→ **ENTRIES PROVIDED**:

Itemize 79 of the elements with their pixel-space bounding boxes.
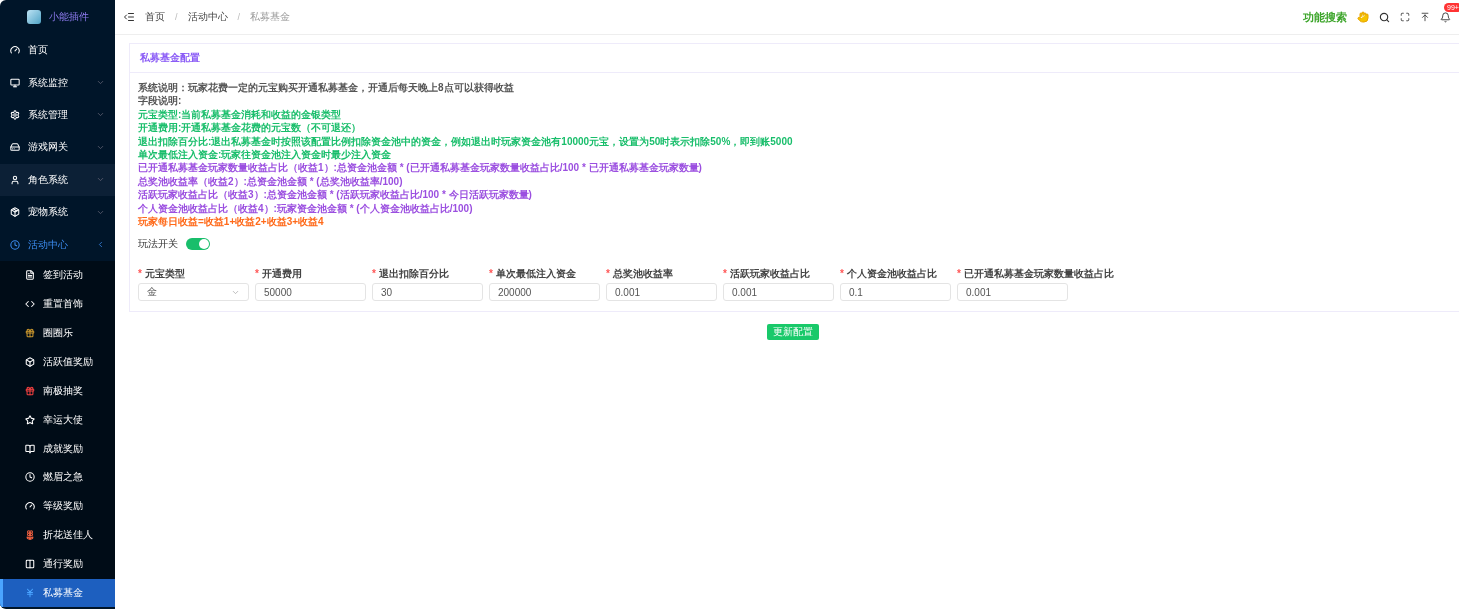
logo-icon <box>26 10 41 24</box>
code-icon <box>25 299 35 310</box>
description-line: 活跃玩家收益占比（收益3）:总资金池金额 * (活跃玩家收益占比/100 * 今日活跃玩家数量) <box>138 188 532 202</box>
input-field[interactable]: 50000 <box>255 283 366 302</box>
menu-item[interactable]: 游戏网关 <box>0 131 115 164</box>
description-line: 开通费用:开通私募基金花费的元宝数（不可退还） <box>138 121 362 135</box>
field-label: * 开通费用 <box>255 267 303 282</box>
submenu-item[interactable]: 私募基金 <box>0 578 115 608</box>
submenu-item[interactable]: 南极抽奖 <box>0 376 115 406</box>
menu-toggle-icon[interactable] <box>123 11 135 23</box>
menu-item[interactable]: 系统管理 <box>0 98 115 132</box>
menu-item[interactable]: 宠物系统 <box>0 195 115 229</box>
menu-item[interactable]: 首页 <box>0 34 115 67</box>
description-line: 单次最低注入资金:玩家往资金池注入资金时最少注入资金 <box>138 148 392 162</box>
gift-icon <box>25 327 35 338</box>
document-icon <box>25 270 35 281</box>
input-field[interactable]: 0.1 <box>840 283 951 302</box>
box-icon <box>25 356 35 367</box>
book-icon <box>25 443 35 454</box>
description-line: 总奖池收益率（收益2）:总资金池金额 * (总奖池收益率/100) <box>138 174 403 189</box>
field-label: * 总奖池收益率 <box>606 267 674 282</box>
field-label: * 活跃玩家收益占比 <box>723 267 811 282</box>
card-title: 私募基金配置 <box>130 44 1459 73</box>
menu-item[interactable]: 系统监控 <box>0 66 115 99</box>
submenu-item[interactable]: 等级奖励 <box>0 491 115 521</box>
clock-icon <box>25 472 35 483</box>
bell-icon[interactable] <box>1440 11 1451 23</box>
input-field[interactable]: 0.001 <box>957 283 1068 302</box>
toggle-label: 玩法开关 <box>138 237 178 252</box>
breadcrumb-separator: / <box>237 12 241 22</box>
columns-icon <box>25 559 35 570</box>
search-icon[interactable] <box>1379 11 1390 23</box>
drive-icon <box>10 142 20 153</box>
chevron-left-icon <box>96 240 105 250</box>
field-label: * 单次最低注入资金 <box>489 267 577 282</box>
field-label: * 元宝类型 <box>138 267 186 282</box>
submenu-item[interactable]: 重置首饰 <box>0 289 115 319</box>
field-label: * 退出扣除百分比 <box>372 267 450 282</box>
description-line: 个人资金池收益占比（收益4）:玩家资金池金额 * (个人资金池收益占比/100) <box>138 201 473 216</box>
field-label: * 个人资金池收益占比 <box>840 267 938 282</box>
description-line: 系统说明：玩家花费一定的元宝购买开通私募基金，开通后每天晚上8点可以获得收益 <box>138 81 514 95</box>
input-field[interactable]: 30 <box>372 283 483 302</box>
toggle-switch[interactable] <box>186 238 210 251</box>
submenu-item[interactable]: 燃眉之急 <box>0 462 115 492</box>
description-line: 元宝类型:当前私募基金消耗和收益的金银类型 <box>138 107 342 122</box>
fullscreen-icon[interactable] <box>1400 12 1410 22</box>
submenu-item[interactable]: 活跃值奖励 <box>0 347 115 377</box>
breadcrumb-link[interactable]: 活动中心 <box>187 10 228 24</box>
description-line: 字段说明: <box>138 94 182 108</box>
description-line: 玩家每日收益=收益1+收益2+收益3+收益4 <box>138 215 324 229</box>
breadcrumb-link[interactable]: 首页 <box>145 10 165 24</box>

→ **WHAT IS NEEDED**:
Express the lines of the listing from the line with "logo-icon <box>26 10 41 24</box>" up to and including the line with "drive-icon <box>10 142 20 153</box>" as a JSON list of strings, one string per line, with blank lines left out.

→ **FULL OUTPUT**:
[
  "logo-icon <box>26 10 41 24</box>",
  "code-icon <box>25 299 35 310</box>",
  "description-line: 活跃玩家收益占比（收益3）:总资金池金额 * (活跃玩家收益占比/100 * 今日活跃玩家数量) <box>138 188 532 202</box>",
  "input-field[interactable]: 50000 <box>255 283 366 302</box>",
  "menu-item[interactable]: 游戏网关 <box>0 131 115 164</box>",
  "description-line: 开通费用:开通私募基金花费的元宝数（不可退还） <box>138 121 362 135</box>",
  "field-label: * 开通费用 <box>255 267 303 282</box>",
  "submenu-item[interactable]: 私募基金 <box>0 578 115 608</box>",
  "submenu-item[interactable]: 南极抽奖 <box>0 376 115 406</box>",
  "menu-toggle-icon[interactable] <box>123 11 135 23</box>",
  "menu-item[interactable]: 系统管理 <box>0 98 115 132</box>",
  "menu-item[interactable]: 宠物系统 <box>0 195 115 229</box>",
  "menu-item[interactable]: 首页 <box>0 34 115 67</box>",
  "description-line: 单次最低注入资金:玩家往资金池注入资金时最少注入资金 <box>138 148 392 162</box>",
  "gift-icon <box>25 327 35 338</box>",
  "document-icon <box>25 270 35 281</box>",
  "input-field[interactable]: 0.1 <box>840 283 951 302</box>",
  "box-icon <box>25 356 35 367</box>",
  "book-icon <box>25 443 35 454</box>",
  "description-line: 总奖池收益率（收益2）:总资金池金额 * (总奖池收益率/100) <box>138 174 403 189</box>",
  "field-label: * 总奖池收益率 <box>606 267 674 282</box>",
  "field-label: * 活跃玩家收益占比 <box>723 267 811 282</box>",
  "card-title: 私募基金配置 <box>130 44 1459 73</box>",
  "menu-item[interactable]: 系统监控 <box>0 66 115 99</box>",
  "submenu-item[interactable]: 等级奖励 <box>0 491 115 521</box>",
  "clock-icon <box>25 472 35 483</box>",
  "bell-icon[interactable] <box>1440 11 1451 23</box>",
  "input-field[interactable]: 0.001 <box>957 283 1068 302</box>",
  "toggle-label: 玩法开关 <box>138 237 178 252</box>",
  "breadcrumb-separator: / <box>237 12 241 22</box>",
  "columns-icon <box>25 559 35 570</box>",
  "search-icon[interactable] <box>1379 11 1390 23</box>",
  "drive-icon <box>10 142 20 153</box>"
]